>> Begin Items

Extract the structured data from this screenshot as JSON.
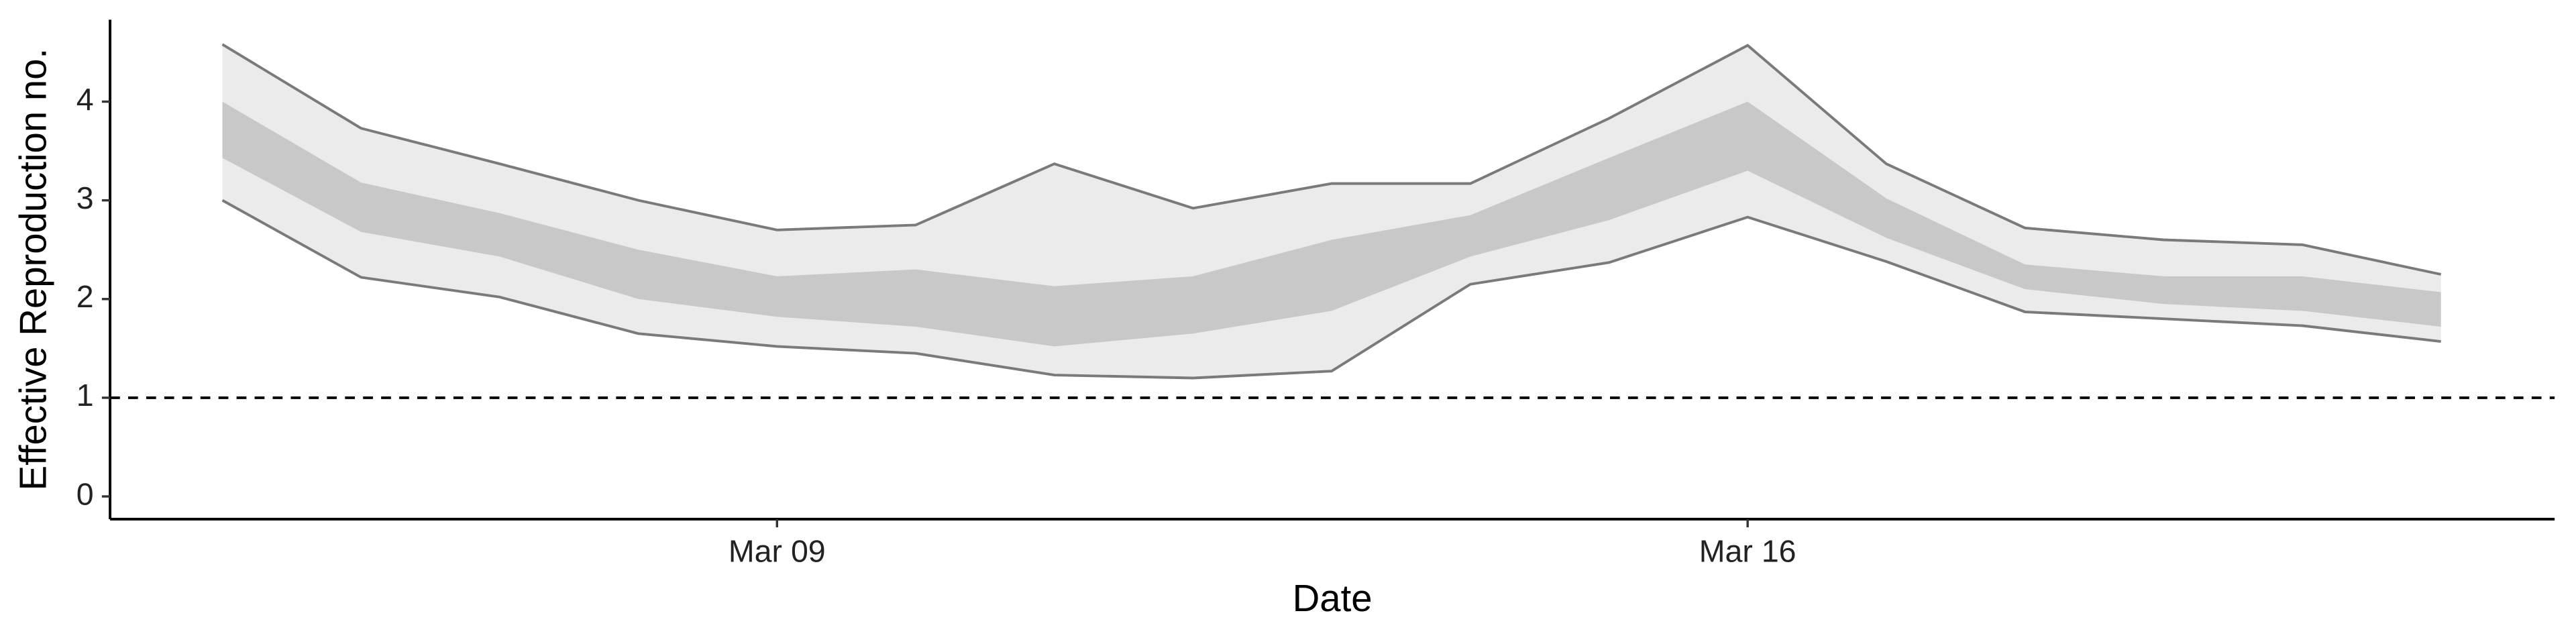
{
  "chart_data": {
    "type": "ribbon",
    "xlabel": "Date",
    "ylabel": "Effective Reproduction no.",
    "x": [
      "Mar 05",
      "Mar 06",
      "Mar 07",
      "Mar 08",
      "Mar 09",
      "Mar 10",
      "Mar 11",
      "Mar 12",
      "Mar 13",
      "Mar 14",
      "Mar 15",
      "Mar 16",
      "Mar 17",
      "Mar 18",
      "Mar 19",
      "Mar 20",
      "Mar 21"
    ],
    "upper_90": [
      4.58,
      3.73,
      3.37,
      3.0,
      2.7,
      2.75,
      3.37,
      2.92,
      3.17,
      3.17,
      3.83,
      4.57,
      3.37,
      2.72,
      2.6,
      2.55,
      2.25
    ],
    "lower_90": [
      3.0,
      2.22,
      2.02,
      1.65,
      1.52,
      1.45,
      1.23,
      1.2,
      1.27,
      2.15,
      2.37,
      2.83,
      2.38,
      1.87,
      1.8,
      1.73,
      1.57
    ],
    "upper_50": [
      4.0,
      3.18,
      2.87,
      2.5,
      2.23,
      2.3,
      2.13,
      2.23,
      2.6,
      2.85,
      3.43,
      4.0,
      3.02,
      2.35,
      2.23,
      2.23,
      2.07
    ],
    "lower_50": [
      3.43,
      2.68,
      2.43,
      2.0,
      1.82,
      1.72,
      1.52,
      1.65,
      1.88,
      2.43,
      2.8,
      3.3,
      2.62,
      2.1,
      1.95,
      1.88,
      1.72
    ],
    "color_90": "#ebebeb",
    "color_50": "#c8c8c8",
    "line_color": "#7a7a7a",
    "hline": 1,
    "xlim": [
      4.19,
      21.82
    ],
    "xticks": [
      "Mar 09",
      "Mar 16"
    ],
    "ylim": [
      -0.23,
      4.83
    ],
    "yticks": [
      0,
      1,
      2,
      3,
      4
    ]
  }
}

>> End Items

# [Objective]
Leave out the pictures and print each record exactly as it stands.

# [Reply to the task]
Extract the structured data from this screenshot as JSON.
{
  "chart_data": {
    "type": "ribbon",
    "xlabel": "Date",
    "ylabel": "Effective Reproduction no.",
    "x": [
      "Mar 05",
      "Mar 06",
      "Mar 07",
      "Mar 08",
      "Mar 09",
      "Mar 10",
      "Mar 11",
      "Mar 12",
      "Mar 13",
      "Mar 14",
      "Mar 15",
      "Mar 16",
      "Mar 17",
      "Mar 18",
      "Mar 19",
      "Mar 20",
      "Mar 21"
    ],
    "upper_90": [
      4.58,
      3.73,
      3.37,
      3.0,
      2.7,
      2.75,
      3.37,
      2.92,
      3.17,
      3.17,
      3.83,
      4.57,
      3.37,
      2.72,
      2.6,
      2.55,
      2.25
    ],
    "lower_90": [
      3.0,
      2.22,
      2.02,
      1.65,
      1.52,
      1.45,
      1.23,
      1.2,
      1.27,
      2.15,
      2.37,
      2.83,
      2.38,
      1.87,
      1.8,
      1.73,
      1.57
    ],
    "upper_50": [
      4.0,
      3.18,
      2.87,
      2.5,
      2.23,
      2.3,
      2.13,
      2.23,
      2.6,
      2.85,
      3.43,
      4.0,
      3.02,
      2.35,
      2.23,
      2.23,
      2.07
    ],
    "lower_50": [
      3.43,
      2.68,
      2.43,
      2.0,
      1.82,
      1.72,
      1.52,
      1.65,
      1.88,
      2.43,
      2.8,
      3.3,
      2.62,
      2.1,
      1.95,
      1.88,
      1.72
    ],
    "color_90": "#ebebeb",
    "color_50": "#c8c8c8",
    "line_color": "#7a7a7a",
    "hline": 1,
    "xlim": [
      4.19,
      21.82
    ],
    "xticks": [
      "Mar 09",
      "Mar 16"
    ],
    "ylim": [
      -0.23,
      4.83
    ],
    "yticks": [
      0,
      1,
      2,
      3,
      4
    ]
  }
}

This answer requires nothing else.